> _GOAL_
Below are some records; give them all again exactly, but not the pictures.

> _EXERCISE INPUT_
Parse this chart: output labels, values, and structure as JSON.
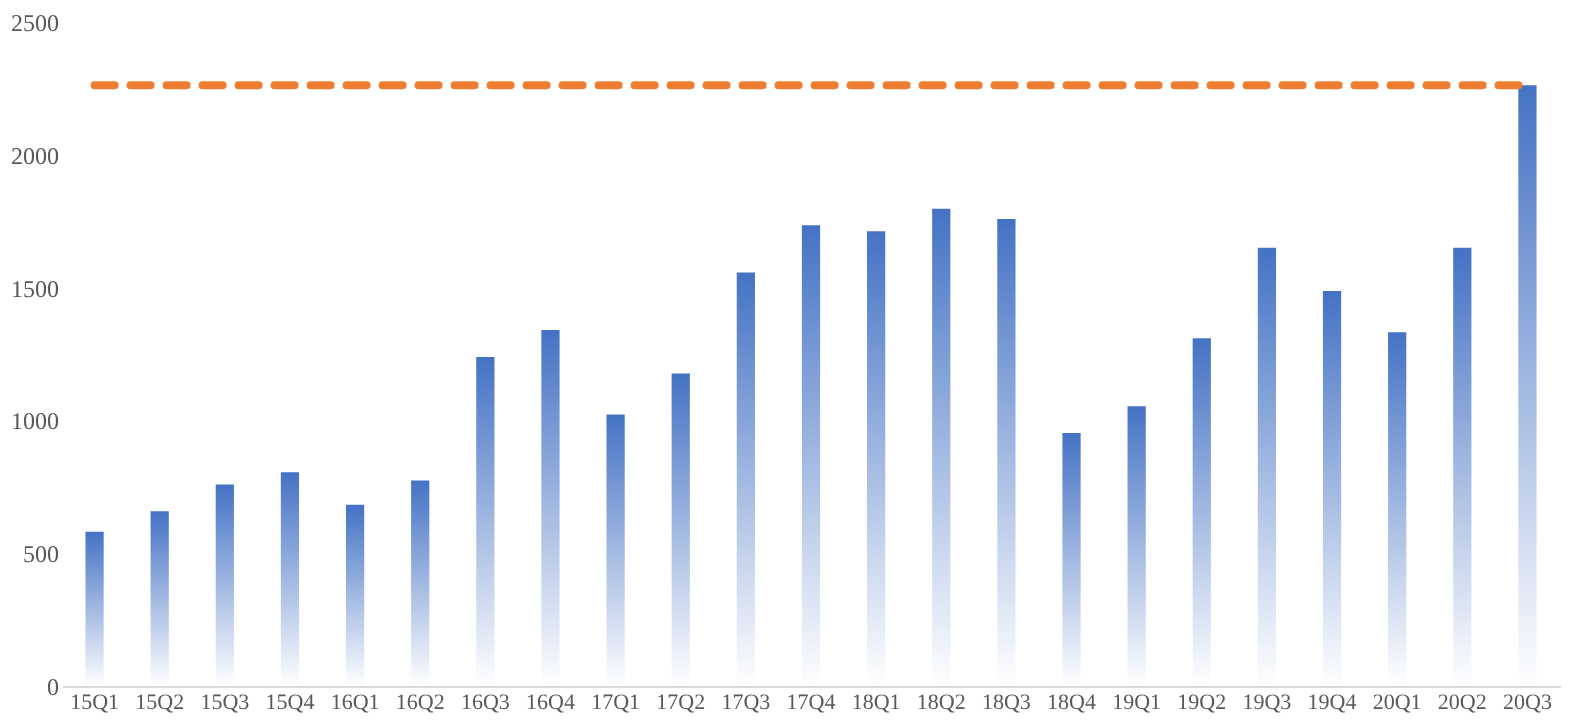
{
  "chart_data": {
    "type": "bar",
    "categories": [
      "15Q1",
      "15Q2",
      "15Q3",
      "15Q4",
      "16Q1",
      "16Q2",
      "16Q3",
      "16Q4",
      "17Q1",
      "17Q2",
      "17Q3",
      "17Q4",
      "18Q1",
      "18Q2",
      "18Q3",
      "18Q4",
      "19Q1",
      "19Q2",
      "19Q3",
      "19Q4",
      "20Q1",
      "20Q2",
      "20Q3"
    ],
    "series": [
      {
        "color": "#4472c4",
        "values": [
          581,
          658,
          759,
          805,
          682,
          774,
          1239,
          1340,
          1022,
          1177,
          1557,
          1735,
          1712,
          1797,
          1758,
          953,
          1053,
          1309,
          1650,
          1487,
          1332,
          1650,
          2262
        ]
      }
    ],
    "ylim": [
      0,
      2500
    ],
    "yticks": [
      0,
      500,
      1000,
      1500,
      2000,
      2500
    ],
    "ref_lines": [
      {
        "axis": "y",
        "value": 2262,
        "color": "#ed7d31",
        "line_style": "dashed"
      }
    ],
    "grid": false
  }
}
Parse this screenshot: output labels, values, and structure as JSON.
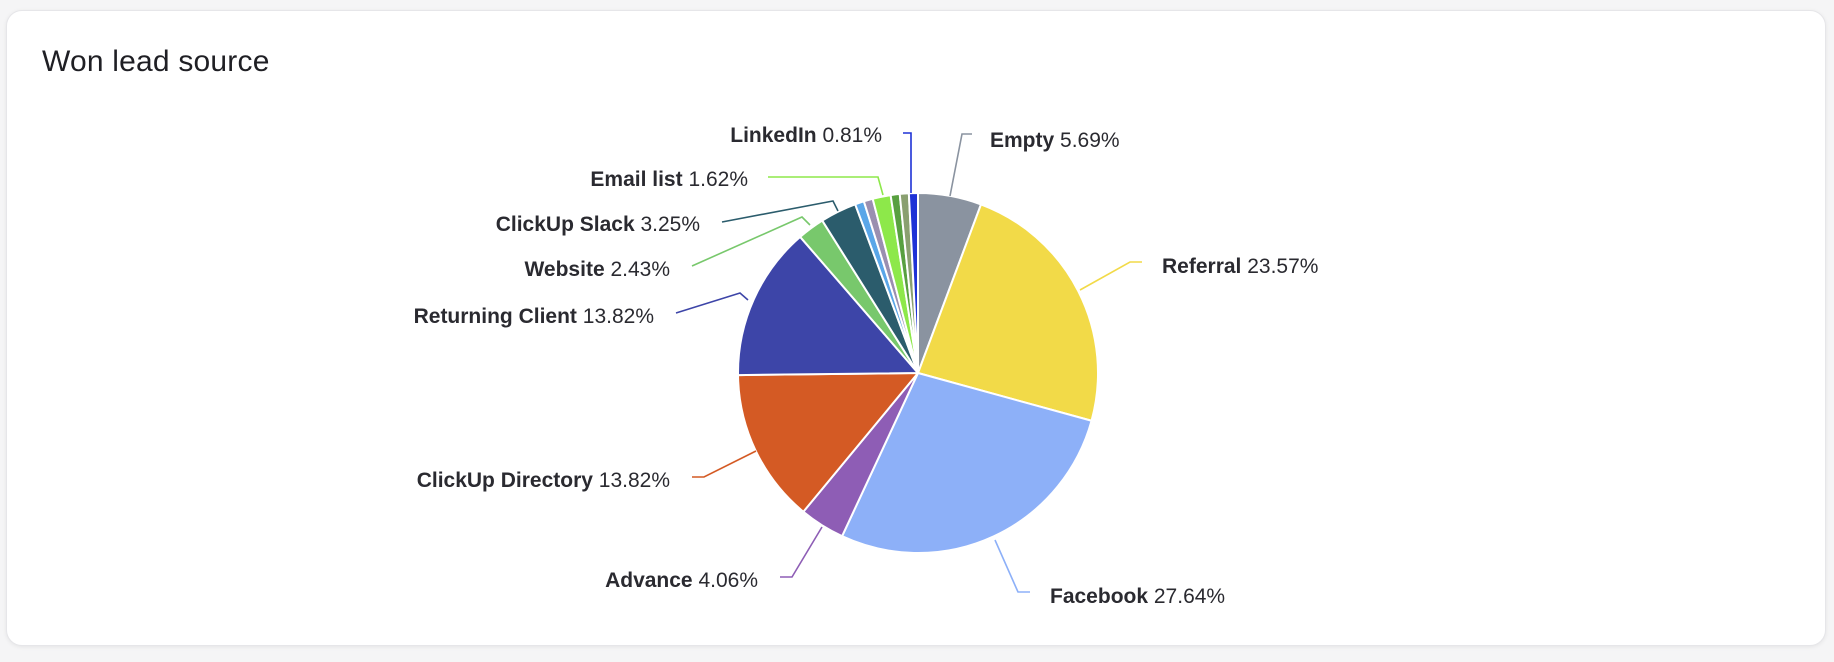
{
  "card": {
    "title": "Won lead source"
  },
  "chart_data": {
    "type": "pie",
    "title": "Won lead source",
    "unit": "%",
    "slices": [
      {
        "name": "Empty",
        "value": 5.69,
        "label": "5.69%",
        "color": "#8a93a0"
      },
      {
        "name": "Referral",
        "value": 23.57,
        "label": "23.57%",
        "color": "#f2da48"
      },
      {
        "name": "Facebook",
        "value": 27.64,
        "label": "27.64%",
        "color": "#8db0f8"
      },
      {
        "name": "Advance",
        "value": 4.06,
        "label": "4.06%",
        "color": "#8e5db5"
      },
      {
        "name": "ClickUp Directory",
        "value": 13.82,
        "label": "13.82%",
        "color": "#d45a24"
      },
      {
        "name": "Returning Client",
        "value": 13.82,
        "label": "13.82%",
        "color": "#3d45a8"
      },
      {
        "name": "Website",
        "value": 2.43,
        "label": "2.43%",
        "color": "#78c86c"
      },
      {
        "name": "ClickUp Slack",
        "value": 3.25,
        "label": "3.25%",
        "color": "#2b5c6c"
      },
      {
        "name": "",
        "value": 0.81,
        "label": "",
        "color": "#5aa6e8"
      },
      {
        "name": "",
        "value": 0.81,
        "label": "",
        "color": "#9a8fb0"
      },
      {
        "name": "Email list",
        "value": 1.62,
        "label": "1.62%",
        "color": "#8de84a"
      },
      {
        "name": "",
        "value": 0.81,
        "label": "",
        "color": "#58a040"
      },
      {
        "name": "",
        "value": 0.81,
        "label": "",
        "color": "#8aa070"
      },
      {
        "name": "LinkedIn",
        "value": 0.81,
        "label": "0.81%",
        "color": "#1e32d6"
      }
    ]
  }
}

> _RESULT FOR THIS TASK_
Parse this chart: output labels, values, and structure as JSON.
{
  "chart_data": {
    "type": "bar",
    "categories": [
      "15Q1",
      "15Q2",
      "15Q3",
      "15Q4",
      "16Q1",
      "16Q2",
      "16Q3",
      "16Q4",
      "17Q1",
      "17Q2",
      "17Q3",
      "17Q4",
      "18Q1",
      "18Q2",
      "18Q3",
      "18Q4",
      "19Q1",
      "19Q2",
      "19Q3",
      "19Q4",
      "20Q1",
      "20Q2",
      "20Q3"
    ],
    "series": [
      {
        "color": "#4472c4",
        "values": [
          581,
          658,
          759,
          805,
          682,
          774,
          1239,
          1340,
          1022,
          1177,
          1557,
          1735,
          1712,
          1797,
          1758,
          953,
          1053,
          1309,
          1650,
          1487,
          1332,
          1650,
          2262
        ]
      }
    ],
    "ylim": [
      0,
      2500
    ],
    "yticks": [
      0,
      500,
      1000,
      1500,
      2000,
      2500
    ],
    "ref_lines": [
      {
        "axis": "y",
        "value": 2262,
        "color": "#ed7d31",
        "line_style": "dashed"
      }
    ],
    "grid": false
  }
}
Parse this screenshot: output labels, values, and structure as JSON.
{
  "card": {
    "title": "Won lead source"
  },
  "chart_data": {
    "type": "pie",
    "title": "Won lead source",
    "unit": "%",
    "slices": [
      {
        "name": "Empty",
        "value": 5.69,
        "label": "5.69%",
        "color": "#8a93a0"
      },
      {
        "name": "Referral",
        "value": 23.57,
        "label": "23.57%",
        "color": "#f2da48"
      },
      {
        "name": "Facebook",
        "value": 27.64,
        "label": "27.64%",
        "color": "#8db0f8"
      },
      {
        "name": "Advance",
        "value": 4.06,
        "label": "4.06%",
        "color": "#8e5db5"
      },
      {
        "name": "ClickUp Directory",
        "value": 13.82,
        "label": "13.82%",
        "color": "#d45a24"
      },
      {
        "name": "Returning Client",
        "value": 13.82,
        "label": "13.82%",
        "color": "#3d45a8"
      },
      {
        "name": "Website",
        "value": 2.43,
        "label": "2.43%",
        "color": "#78c86c"
      },
      {
        "name": "ClickUp Slack",
        "value": 3.25,
        "label": "3.25%",
        "color": "#2b5c6c"
      },
      {
        "name": "",
        "value": 0.81,
        "label": "",
        "color": "#5aa6e8"
      },
      {
        "name": "",
        "value": 0.81,
        "label": "",
        "color": "#9a8fb0"
      },
      {
        "name": "Email list",
        "value": 1.62,
        "label": "1.62%",
        "color": "#8de84a"
      },
      {
        "name": "",
        "value": 0.81,
        "label": "",
        "color": "#58a040"
      },
      {
        "name": "",
        "value": 0.81,
        "label": "",
        "color": "#8aa070"
      },
      {
        "name": "LinkedIn",
        "value": 0.81,
        "label": "0.81%",
        "color": "#1e32d6"
      }
    ]
  }
}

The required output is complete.